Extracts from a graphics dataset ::
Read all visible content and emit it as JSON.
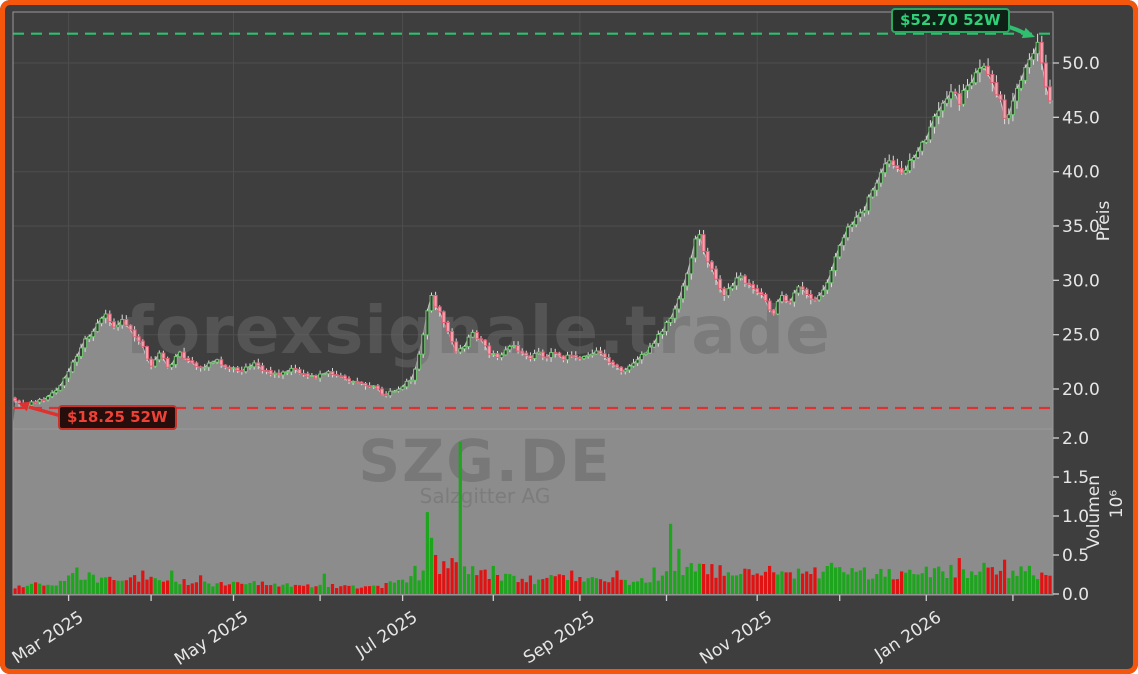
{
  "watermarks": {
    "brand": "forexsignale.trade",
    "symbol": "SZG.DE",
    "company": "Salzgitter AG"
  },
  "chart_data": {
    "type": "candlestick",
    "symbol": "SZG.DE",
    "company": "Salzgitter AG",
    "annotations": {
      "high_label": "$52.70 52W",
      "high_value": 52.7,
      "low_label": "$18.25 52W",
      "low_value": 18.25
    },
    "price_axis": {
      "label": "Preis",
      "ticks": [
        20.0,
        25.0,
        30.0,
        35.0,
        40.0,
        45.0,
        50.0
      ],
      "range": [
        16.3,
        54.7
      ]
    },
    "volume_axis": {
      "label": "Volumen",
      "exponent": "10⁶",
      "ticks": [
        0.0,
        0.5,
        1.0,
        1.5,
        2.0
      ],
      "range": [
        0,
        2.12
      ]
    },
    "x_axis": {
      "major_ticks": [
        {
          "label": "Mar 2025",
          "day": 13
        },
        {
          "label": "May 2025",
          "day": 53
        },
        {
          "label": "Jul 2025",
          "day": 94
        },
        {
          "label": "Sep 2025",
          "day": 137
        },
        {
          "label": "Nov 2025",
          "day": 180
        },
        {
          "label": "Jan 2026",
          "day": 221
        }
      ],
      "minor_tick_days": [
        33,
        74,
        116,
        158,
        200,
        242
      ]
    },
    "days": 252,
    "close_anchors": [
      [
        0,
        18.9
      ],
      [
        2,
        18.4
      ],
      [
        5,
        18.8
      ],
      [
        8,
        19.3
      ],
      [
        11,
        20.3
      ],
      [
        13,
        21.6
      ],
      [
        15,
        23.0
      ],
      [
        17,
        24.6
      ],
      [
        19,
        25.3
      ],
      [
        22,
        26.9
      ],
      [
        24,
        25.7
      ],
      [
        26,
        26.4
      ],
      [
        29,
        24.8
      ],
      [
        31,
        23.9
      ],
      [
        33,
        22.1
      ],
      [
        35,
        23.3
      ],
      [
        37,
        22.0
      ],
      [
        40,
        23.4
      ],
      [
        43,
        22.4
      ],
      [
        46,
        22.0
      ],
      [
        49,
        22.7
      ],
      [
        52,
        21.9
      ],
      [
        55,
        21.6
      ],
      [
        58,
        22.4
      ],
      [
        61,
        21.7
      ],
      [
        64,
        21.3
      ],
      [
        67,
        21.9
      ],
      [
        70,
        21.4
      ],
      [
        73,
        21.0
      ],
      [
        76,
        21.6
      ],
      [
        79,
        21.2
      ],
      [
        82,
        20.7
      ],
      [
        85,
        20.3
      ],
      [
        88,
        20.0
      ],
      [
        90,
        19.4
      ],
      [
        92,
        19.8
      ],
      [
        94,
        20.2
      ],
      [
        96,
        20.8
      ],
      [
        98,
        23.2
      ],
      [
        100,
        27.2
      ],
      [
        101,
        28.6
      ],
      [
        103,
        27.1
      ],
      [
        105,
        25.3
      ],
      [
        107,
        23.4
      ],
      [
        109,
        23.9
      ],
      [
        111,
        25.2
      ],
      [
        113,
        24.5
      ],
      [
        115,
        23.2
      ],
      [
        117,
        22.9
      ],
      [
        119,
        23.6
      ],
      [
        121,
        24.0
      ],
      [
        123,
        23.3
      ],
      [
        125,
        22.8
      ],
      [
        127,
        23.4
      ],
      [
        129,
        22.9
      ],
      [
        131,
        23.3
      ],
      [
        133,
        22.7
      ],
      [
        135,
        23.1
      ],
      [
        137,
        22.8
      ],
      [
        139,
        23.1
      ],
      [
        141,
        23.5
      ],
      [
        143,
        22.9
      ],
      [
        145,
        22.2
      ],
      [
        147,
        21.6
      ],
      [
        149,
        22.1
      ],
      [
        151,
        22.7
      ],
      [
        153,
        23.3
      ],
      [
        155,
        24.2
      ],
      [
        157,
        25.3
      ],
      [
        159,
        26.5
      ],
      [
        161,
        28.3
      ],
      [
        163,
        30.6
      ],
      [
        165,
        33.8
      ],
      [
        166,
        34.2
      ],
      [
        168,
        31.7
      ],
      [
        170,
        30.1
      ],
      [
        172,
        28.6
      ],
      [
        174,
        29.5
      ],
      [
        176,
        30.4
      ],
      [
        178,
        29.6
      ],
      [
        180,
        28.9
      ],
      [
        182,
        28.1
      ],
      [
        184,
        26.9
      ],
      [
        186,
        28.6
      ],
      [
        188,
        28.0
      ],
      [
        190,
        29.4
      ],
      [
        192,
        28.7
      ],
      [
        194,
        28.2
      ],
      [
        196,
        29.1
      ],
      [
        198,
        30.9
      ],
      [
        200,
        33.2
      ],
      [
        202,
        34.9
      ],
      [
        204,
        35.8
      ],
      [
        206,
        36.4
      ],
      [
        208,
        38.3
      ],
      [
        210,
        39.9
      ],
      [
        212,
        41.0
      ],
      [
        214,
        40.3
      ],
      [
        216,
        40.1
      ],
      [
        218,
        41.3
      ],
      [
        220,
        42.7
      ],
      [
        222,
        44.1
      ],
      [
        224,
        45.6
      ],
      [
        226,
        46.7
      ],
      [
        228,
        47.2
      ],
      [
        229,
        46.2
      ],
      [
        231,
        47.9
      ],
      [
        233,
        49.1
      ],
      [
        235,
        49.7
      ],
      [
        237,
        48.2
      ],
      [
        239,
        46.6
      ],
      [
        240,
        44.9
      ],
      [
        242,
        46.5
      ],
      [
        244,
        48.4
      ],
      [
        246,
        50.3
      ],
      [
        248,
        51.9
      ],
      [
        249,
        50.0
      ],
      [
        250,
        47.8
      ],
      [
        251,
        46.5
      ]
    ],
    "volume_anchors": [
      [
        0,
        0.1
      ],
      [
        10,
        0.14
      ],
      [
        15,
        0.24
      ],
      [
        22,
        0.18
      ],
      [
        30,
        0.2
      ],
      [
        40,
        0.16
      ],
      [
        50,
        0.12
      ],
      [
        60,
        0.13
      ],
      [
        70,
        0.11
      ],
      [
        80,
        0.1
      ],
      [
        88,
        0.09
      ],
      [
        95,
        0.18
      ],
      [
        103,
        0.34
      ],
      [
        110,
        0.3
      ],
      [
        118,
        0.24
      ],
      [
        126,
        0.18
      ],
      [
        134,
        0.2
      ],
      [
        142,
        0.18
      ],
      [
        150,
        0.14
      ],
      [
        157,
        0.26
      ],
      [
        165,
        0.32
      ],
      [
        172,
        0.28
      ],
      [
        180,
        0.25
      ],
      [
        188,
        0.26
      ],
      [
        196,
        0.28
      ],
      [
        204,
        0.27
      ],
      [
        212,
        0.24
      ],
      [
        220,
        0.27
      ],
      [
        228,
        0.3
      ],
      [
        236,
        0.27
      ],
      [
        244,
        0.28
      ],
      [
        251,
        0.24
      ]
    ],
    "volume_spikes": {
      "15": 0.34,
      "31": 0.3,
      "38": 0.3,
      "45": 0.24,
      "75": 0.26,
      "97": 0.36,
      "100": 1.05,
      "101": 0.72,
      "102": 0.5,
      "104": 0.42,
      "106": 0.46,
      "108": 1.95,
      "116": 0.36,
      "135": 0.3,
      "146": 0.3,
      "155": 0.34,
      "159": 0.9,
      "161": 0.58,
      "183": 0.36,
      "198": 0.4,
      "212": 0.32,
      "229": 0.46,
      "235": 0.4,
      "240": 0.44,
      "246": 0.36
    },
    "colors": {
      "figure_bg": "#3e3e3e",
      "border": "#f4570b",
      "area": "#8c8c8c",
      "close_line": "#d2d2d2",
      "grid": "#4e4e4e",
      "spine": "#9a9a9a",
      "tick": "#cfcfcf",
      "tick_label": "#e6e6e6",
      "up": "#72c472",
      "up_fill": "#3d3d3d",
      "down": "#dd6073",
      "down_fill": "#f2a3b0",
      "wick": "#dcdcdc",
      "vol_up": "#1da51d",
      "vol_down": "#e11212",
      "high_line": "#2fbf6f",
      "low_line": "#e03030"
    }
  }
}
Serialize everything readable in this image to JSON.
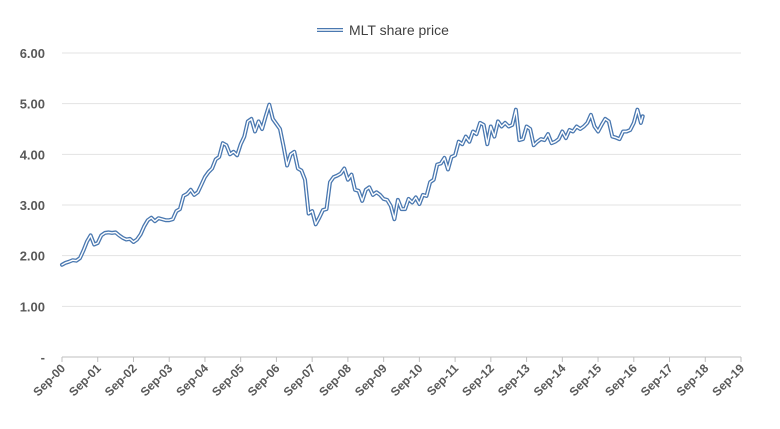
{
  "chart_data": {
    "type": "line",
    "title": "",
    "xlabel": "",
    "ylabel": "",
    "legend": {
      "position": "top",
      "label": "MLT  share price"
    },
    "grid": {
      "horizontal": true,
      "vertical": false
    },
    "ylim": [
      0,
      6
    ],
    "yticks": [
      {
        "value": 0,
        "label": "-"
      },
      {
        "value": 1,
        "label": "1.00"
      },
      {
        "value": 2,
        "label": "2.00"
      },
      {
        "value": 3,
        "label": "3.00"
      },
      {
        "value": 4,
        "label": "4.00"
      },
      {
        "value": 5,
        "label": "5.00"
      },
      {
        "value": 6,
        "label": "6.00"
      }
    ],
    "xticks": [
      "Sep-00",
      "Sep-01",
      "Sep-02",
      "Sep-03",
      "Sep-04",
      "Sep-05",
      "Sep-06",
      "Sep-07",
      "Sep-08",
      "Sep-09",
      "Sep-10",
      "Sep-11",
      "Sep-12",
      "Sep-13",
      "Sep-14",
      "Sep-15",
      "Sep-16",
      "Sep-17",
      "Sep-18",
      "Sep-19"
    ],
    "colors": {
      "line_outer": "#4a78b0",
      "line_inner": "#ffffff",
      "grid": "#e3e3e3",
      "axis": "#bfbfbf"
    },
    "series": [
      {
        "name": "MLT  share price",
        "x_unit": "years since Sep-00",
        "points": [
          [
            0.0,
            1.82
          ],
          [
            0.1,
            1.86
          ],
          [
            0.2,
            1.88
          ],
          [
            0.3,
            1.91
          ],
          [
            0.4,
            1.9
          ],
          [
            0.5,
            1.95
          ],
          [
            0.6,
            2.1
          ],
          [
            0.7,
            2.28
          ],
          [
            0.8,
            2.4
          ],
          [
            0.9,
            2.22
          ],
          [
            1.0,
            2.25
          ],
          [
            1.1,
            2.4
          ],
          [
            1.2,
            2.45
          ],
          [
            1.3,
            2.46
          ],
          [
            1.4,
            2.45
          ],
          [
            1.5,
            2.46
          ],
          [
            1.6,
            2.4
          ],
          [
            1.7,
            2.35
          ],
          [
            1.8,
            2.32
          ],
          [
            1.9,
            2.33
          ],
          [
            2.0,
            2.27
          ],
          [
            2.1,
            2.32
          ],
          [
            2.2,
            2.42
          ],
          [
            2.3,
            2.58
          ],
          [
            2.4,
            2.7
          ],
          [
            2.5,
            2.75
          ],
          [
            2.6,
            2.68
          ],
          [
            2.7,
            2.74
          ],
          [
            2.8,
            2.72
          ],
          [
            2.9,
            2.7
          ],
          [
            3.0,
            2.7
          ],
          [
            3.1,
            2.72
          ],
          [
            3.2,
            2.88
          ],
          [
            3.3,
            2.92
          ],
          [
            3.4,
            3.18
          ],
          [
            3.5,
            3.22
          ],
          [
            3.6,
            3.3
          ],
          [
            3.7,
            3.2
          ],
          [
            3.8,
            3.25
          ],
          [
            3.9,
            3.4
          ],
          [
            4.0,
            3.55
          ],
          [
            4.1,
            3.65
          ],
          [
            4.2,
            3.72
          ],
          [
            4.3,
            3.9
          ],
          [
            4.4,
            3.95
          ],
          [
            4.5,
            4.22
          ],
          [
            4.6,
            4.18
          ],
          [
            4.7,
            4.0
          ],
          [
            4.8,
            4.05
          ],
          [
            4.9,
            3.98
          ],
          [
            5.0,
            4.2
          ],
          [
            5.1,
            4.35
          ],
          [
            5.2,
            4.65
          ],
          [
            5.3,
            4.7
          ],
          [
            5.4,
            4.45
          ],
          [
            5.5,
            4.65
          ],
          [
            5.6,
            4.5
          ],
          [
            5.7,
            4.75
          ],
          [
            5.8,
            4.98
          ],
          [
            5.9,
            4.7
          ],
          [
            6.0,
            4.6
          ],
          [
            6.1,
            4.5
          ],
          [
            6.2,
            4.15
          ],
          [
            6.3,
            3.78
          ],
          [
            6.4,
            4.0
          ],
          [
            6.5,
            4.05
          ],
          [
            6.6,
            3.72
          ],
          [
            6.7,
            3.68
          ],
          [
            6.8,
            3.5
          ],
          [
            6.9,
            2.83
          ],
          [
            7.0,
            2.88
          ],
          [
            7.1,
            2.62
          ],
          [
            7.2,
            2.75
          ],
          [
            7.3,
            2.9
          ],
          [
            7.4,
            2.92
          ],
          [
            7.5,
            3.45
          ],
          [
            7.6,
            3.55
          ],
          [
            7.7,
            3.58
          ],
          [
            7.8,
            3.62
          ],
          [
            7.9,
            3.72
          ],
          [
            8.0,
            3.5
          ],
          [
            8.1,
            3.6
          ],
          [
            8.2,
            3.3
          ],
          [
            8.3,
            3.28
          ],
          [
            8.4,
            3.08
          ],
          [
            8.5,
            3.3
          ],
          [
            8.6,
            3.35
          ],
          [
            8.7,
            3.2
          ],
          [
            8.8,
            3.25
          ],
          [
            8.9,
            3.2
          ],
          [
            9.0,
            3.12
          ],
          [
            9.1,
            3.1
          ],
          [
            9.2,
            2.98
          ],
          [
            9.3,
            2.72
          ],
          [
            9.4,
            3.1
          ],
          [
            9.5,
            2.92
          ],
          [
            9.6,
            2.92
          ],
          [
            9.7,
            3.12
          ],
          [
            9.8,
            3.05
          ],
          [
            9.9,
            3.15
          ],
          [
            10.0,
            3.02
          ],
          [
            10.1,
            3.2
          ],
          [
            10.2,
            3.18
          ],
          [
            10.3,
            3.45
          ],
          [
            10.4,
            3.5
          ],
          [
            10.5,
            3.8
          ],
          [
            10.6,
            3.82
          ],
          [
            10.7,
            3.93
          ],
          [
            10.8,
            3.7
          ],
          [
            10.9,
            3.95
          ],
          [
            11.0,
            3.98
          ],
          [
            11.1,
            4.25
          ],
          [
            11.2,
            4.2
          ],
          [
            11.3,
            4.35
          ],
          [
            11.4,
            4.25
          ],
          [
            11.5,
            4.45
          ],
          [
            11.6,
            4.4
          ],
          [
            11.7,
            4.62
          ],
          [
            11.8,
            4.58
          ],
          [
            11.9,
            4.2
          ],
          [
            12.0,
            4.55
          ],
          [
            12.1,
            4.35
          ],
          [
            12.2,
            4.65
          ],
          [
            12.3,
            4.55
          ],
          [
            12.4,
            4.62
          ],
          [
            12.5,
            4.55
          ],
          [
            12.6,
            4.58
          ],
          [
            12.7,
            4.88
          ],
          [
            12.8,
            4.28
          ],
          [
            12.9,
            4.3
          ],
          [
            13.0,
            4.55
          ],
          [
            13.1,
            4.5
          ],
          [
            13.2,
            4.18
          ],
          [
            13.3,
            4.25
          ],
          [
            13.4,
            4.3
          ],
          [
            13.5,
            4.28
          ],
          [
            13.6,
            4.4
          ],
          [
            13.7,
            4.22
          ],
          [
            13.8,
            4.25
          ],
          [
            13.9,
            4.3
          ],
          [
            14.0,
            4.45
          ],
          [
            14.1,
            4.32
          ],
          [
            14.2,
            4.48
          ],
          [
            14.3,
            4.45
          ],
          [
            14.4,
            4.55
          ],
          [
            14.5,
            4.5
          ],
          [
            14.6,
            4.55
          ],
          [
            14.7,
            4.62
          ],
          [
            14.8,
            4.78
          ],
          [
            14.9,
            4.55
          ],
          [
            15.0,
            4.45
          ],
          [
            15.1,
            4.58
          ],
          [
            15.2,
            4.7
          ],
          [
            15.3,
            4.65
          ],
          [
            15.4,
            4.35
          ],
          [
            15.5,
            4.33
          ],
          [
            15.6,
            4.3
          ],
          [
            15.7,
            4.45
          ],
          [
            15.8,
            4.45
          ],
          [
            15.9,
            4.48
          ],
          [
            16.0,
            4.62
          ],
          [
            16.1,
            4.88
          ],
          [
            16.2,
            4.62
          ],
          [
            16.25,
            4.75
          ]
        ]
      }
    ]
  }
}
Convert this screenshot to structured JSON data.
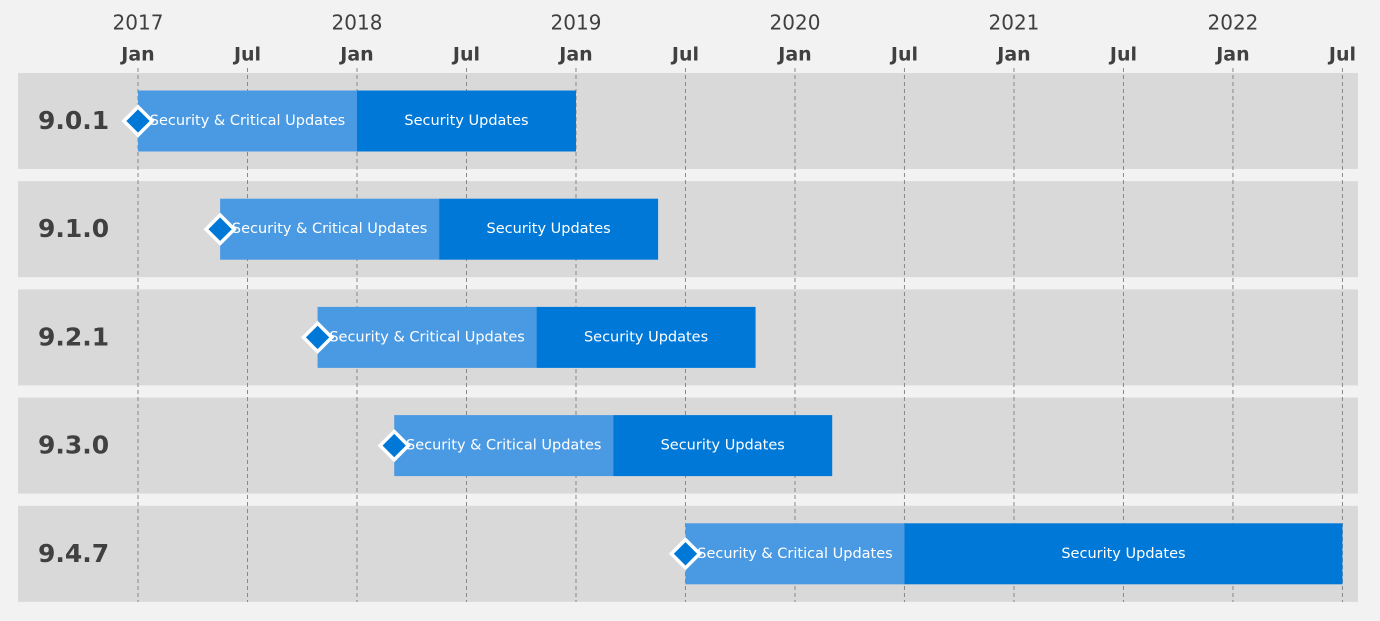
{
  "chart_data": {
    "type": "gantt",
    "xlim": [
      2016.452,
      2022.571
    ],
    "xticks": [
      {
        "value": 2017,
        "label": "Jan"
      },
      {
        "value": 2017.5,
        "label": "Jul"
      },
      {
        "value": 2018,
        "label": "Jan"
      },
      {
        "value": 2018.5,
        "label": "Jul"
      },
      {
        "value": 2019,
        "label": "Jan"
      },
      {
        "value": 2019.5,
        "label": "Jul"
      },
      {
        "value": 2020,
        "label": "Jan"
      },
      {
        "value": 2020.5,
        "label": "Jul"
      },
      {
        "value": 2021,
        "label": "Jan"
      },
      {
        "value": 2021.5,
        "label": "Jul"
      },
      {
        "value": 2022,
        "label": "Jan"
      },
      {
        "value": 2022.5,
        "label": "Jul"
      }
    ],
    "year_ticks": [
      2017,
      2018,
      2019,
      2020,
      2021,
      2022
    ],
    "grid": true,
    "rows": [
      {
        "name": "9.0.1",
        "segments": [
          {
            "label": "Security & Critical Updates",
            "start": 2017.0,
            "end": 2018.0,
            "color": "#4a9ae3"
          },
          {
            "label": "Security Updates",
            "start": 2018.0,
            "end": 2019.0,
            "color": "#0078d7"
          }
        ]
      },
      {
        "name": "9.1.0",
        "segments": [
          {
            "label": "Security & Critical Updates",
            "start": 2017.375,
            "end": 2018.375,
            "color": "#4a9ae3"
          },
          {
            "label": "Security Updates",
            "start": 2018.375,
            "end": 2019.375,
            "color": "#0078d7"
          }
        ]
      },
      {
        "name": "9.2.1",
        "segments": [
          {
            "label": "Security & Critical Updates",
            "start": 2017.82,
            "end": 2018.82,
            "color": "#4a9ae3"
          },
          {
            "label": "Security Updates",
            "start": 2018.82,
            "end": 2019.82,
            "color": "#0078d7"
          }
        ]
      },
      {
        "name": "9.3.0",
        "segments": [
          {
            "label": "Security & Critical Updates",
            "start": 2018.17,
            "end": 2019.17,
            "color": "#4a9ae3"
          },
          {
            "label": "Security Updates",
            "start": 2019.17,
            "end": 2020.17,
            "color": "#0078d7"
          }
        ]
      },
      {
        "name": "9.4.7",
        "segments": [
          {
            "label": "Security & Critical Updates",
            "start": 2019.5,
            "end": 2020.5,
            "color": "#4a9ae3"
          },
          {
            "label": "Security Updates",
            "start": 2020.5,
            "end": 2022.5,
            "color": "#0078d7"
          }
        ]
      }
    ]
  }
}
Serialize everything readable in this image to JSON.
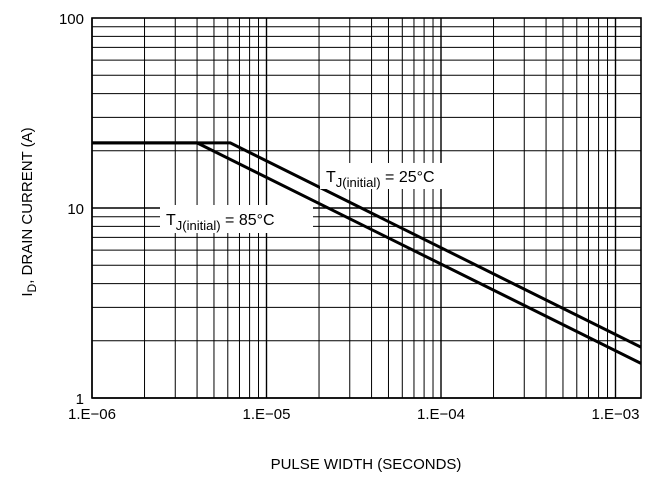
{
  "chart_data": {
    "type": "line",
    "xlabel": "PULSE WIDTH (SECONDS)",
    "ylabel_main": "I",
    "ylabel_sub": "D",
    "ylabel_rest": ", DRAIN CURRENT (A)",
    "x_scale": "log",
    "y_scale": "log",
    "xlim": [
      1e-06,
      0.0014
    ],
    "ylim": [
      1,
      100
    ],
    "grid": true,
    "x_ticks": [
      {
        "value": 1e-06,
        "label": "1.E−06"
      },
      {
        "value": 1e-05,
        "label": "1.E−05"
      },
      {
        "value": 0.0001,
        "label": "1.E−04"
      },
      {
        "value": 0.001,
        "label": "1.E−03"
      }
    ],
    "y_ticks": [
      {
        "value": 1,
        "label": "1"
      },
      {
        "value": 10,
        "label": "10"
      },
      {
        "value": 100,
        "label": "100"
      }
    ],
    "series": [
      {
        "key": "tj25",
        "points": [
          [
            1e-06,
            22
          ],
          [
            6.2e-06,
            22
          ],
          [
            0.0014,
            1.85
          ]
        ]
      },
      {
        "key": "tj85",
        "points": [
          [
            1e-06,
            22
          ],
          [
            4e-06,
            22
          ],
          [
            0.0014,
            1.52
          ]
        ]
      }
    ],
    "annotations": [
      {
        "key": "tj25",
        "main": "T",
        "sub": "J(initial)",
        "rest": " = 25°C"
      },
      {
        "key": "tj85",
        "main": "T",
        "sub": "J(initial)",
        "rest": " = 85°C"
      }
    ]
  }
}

Given task :: Read the data above. Pull out each line in which the string "start" appears.

Result for this task ::
            "start": 2017.0,
            "start": 2018.0,
            "start": 2017.375,
            "start": 2018.375,
            "start": 2017.82,
            "start": 2018.82,
            "start": 2018.17,
            "start": 2019.17,
            "start": 2019.5,
            "start": 2020.5,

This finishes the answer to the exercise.